→ Direction
Copy out everything from the first line of the items below down to and including the line containing "tweet-text: Tunceli belediyesinde", with no changes.

→ Records to use
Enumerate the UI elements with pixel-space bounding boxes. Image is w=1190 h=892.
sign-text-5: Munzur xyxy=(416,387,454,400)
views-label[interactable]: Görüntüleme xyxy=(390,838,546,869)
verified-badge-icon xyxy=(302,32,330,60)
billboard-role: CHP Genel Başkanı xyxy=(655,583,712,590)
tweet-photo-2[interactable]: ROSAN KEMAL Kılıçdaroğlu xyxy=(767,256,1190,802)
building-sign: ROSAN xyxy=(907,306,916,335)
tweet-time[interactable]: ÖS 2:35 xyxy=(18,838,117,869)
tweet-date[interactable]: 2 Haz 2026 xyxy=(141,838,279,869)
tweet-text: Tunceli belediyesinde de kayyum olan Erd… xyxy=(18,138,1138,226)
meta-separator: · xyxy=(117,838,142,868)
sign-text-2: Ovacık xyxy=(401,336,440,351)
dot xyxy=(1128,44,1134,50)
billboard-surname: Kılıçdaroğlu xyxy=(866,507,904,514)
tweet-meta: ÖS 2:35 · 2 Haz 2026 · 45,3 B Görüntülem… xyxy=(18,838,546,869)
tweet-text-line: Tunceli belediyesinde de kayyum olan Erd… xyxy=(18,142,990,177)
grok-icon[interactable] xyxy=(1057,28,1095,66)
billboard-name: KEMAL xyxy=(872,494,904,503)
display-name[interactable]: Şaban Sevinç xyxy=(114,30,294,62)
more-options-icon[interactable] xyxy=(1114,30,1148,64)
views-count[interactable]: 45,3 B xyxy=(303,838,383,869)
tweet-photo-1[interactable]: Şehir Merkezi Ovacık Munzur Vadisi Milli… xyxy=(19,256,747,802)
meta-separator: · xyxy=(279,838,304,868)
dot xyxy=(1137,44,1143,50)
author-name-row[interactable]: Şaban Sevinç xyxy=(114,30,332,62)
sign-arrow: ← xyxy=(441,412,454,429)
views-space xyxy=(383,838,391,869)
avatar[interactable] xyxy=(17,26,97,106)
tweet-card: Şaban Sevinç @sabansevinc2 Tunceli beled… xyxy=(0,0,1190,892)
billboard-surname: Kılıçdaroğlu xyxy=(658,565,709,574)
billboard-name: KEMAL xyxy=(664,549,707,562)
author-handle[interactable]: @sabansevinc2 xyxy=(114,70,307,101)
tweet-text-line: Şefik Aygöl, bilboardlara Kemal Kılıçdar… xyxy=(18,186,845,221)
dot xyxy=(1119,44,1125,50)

→ Task answer
Enumerate the UI elements with pixel-space bounding boxes. Image is w=1190 h=892.
sign-text-5: Munzur xyxy=(416,387,454,400)
views-label[interactable]: Görüntüleme xyxy=(390,838,546,869)
verified-badge-icon xyxy=(302,32,330,60)
billboard-role: CHP Genel Başkanı xyxy=(655,583,712,590)
tweet-photo-2[interactable]: ROSAN KEMAL Kılıçdaroğlu xyxy=(767,256,1190,802)
building-sign: ROSAN xyxy=(907,306,916,335)
tweet-time[interactable]: ÖS 2:35 xyxy=(18,838,117,869)
tweet-date[interactable]: 2 Haz 2026 xyxy=(141,838,279,869)
tweet-text: Tunceli belediyesinde de kayyum olan Erd… xyxy=(18,138,1138,226)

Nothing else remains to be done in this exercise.